__Problem statement__
Pick out each line containing the string "électrique".

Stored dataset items
◇ ◇ ◇ ◇ ◇
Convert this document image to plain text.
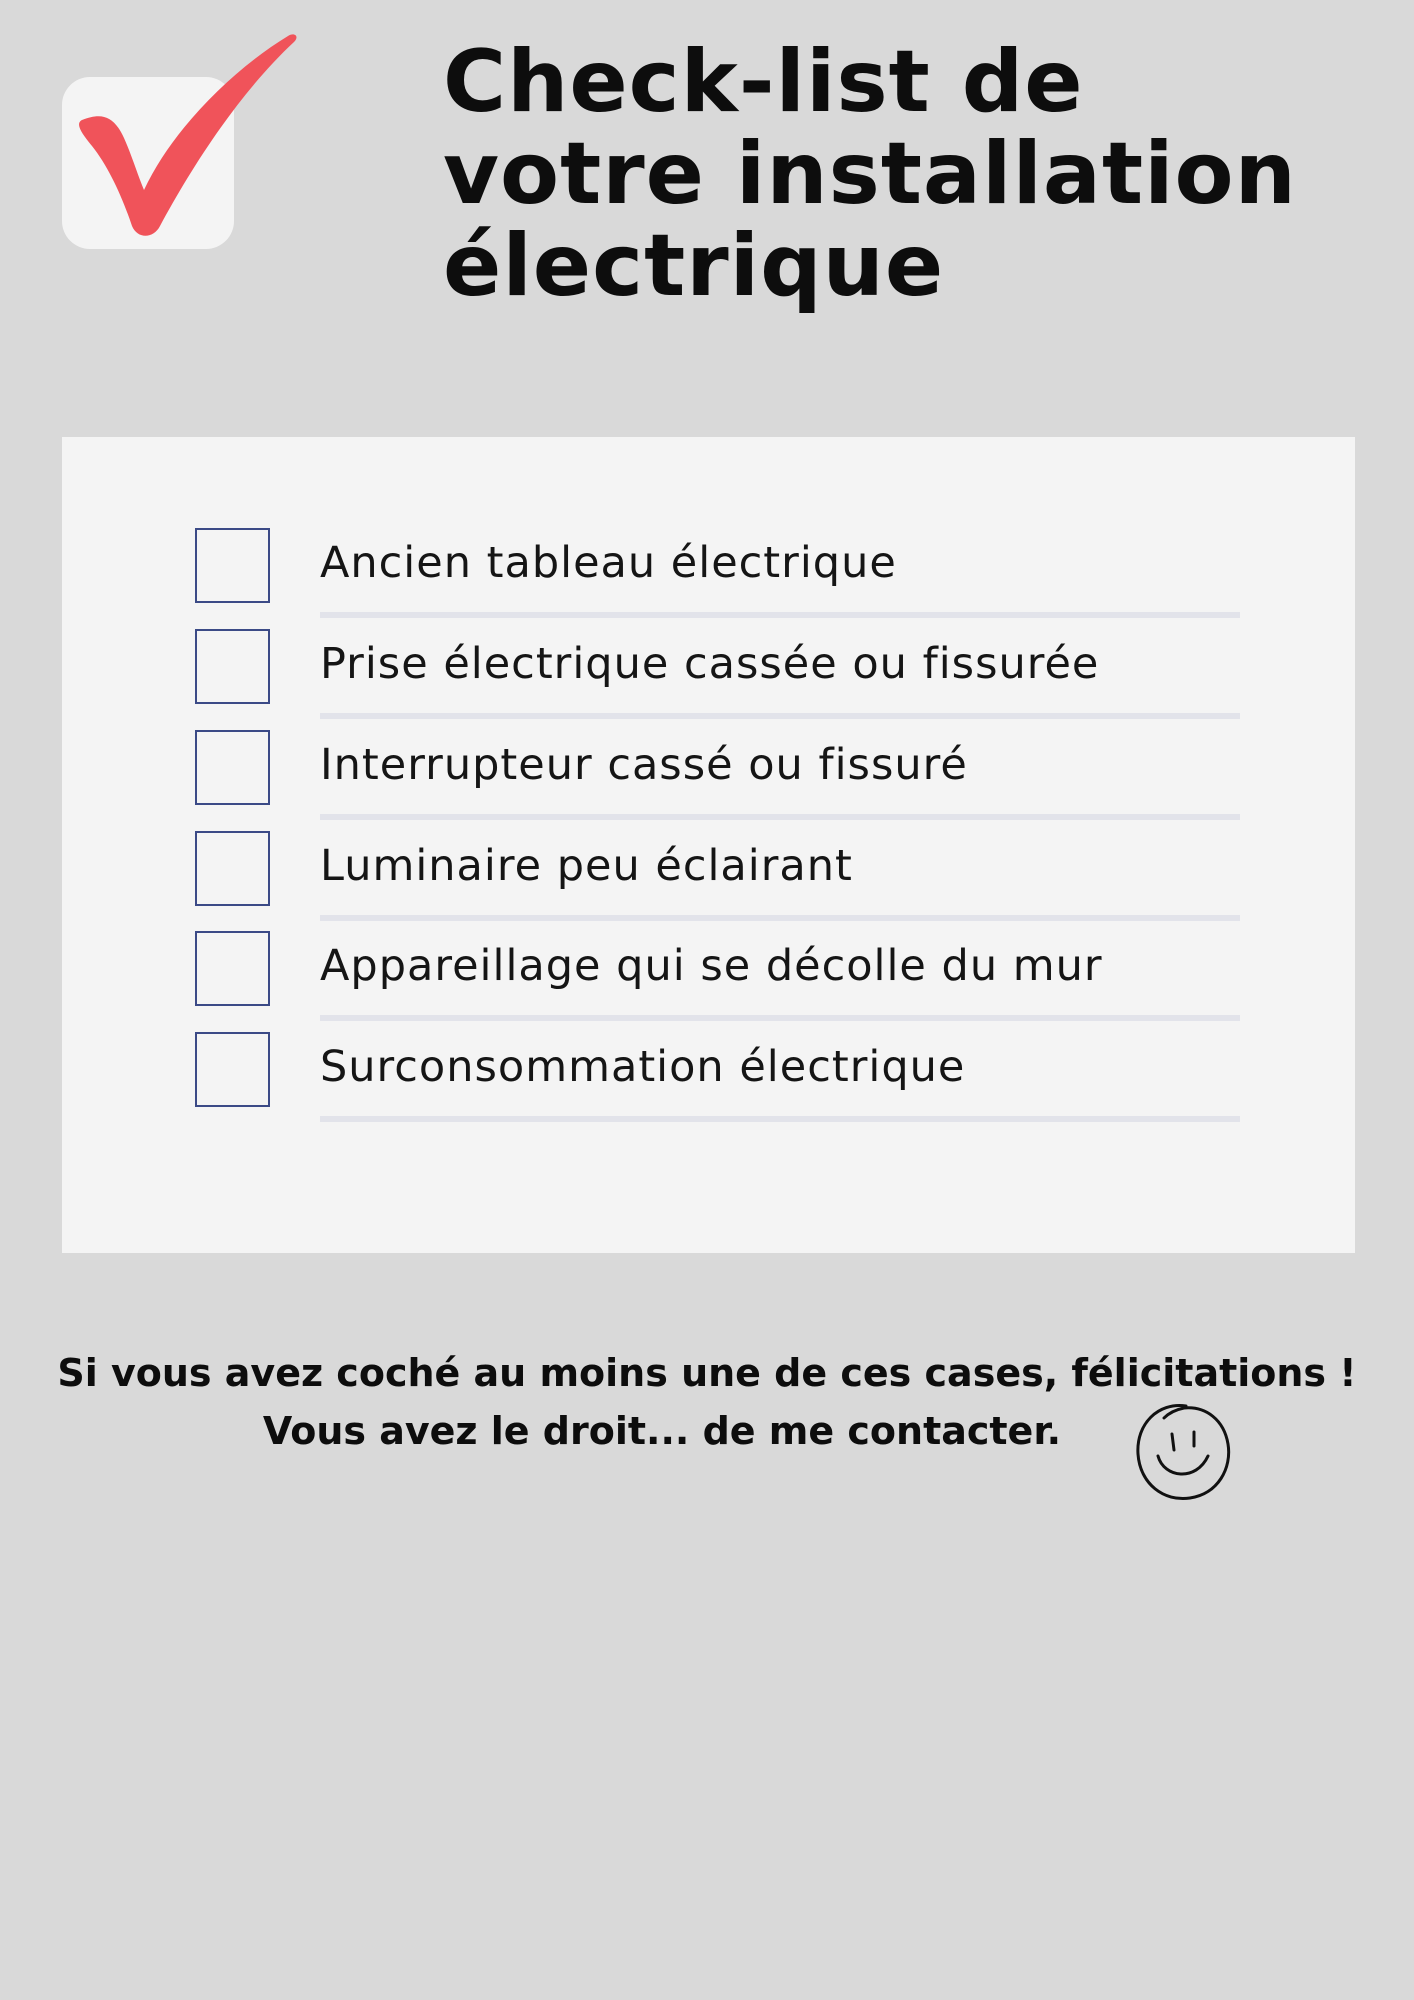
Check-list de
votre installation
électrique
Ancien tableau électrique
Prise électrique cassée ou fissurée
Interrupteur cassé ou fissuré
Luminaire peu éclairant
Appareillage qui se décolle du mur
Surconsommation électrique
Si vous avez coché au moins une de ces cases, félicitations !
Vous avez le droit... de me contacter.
◇ ◇ ◇ ◇ ◇
__Result of this exercise__
électrique
Ancien tableau électrique
Prise électrique cassée ou fissurée
Surconsommation électrique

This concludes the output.